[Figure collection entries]
------------------------------------

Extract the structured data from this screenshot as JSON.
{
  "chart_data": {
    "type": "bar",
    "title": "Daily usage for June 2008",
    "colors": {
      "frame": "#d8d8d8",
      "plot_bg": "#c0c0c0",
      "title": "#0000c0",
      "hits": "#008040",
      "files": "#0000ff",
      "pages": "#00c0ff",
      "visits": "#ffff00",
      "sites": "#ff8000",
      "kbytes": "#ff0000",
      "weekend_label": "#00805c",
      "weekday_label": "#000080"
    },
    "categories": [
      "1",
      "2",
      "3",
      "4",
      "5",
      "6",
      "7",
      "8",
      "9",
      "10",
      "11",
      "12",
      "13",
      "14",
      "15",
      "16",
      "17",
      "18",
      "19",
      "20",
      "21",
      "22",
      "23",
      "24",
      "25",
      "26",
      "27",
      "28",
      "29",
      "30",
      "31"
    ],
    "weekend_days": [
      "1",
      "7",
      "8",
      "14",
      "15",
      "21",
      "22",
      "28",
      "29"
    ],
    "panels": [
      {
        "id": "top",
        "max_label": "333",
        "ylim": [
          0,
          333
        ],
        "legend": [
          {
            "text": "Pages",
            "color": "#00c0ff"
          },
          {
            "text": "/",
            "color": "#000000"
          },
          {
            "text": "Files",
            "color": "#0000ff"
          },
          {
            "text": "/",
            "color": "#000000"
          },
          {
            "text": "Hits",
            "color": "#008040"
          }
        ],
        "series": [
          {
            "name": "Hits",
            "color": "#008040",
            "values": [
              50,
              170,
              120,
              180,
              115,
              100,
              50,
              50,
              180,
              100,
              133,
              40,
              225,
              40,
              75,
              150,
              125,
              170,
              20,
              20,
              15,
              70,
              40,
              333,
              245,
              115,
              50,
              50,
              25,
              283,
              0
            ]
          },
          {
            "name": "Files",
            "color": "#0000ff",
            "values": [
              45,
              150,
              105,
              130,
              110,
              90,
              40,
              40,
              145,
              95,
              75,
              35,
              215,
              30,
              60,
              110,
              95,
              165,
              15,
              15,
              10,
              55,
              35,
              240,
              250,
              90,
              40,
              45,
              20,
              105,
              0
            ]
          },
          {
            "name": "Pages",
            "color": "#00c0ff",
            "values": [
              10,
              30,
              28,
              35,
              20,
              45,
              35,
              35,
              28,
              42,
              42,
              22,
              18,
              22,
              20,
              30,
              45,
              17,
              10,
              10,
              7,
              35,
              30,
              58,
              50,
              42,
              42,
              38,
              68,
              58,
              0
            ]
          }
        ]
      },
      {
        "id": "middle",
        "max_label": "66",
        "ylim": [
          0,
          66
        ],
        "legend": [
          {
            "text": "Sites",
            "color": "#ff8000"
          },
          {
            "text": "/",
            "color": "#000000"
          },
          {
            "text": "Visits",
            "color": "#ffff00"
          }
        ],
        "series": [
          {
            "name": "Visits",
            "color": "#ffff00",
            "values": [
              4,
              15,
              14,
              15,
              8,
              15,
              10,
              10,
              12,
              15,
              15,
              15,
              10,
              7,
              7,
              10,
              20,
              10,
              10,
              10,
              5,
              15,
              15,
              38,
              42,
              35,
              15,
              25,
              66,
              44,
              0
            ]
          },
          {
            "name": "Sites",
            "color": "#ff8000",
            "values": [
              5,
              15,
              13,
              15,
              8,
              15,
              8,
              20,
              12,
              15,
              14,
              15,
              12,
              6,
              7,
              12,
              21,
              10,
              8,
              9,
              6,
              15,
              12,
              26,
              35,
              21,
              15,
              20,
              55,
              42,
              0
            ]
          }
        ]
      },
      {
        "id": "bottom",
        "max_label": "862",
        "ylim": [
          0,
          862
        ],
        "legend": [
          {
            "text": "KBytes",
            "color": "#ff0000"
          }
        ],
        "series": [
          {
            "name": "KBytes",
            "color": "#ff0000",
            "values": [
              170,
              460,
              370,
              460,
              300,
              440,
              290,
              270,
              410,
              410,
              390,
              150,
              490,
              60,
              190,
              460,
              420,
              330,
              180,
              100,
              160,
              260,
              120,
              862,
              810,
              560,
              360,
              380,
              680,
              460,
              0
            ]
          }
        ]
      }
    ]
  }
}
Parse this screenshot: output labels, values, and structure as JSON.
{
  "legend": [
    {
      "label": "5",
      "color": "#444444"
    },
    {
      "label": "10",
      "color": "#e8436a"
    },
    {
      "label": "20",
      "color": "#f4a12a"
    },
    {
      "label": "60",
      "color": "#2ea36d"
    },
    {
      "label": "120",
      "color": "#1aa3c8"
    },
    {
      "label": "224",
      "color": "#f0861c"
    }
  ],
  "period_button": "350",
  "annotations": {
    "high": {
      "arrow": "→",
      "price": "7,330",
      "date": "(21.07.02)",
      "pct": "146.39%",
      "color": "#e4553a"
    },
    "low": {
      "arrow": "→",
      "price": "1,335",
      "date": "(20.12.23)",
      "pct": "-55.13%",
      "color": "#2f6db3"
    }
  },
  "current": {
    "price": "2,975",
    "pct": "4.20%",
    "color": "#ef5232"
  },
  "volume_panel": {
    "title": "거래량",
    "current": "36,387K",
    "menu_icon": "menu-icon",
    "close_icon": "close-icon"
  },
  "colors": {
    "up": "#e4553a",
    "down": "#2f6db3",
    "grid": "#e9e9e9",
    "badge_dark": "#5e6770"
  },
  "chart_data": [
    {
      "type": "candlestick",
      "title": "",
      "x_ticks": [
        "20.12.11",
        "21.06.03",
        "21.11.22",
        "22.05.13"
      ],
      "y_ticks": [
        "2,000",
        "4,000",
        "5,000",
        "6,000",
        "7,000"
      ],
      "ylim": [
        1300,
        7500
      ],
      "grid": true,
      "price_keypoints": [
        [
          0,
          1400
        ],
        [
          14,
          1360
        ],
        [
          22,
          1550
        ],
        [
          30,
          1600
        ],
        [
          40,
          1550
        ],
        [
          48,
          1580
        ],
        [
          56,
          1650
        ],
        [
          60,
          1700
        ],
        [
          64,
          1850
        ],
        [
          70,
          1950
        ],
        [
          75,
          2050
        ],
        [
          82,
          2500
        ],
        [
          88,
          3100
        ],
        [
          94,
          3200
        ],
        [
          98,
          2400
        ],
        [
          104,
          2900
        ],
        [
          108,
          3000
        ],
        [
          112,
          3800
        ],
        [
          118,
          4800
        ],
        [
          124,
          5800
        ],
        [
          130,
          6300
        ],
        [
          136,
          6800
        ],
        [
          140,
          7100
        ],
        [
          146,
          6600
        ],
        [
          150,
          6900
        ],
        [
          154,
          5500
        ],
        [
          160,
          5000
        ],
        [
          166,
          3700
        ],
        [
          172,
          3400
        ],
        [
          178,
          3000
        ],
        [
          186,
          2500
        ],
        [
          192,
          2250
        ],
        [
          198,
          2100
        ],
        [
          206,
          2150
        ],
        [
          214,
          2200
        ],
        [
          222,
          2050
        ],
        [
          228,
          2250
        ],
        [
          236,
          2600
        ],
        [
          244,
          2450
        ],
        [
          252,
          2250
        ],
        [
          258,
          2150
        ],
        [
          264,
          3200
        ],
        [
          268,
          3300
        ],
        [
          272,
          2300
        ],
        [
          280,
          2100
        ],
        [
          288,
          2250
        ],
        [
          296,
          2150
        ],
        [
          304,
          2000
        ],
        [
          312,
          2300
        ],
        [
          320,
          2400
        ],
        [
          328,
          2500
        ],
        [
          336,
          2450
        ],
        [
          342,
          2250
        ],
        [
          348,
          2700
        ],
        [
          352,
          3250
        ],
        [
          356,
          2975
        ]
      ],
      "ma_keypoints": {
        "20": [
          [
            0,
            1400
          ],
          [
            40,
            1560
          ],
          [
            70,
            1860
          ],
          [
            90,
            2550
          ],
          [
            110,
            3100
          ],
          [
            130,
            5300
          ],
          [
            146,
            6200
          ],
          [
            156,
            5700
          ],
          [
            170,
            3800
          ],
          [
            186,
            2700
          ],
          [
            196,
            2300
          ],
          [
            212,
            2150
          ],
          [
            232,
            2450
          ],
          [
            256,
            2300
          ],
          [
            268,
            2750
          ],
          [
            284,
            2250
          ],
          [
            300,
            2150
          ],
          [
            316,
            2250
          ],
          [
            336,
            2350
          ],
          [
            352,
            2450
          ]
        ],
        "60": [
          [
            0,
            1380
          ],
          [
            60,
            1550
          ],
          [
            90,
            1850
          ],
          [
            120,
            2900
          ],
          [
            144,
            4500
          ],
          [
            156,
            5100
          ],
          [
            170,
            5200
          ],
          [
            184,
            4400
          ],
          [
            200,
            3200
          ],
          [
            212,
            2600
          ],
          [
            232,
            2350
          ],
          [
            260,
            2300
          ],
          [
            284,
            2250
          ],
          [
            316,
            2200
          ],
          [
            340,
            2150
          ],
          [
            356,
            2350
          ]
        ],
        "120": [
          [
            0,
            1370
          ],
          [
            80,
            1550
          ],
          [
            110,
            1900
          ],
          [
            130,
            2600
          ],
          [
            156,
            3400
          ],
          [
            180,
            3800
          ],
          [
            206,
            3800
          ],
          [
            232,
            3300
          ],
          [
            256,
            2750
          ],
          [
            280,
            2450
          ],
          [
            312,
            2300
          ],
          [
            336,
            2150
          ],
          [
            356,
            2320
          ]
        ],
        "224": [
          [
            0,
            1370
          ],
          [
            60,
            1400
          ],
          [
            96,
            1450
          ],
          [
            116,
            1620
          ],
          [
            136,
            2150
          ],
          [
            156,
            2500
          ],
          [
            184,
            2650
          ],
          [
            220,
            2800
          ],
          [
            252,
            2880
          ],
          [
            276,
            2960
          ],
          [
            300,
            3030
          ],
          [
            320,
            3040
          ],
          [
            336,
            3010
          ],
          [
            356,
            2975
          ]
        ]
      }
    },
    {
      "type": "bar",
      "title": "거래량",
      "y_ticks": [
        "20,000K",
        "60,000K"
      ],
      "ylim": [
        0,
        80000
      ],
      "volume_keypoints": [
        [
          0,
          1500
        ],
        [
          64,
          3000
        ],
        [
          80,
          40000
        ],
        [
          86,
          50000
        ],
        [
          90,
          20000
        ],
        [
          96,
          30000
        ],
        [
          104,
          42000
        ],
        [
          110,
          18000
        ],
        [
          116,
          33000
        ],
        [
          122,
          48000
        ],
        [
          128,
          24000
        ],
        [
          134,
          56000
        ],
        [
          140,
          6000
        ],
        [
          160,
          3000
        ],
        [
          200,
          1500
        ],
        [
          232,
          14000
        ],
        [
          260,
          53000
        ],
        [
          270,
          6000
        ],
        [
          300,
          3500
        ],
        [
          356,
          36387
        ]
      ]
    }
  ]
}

------------------------------------

What is required:
Filter the records, keeping only lines that contain "icon", and show those lines.

Full response:
    "menu_icon": "menu-icon",
    "close_icon": "close-icon"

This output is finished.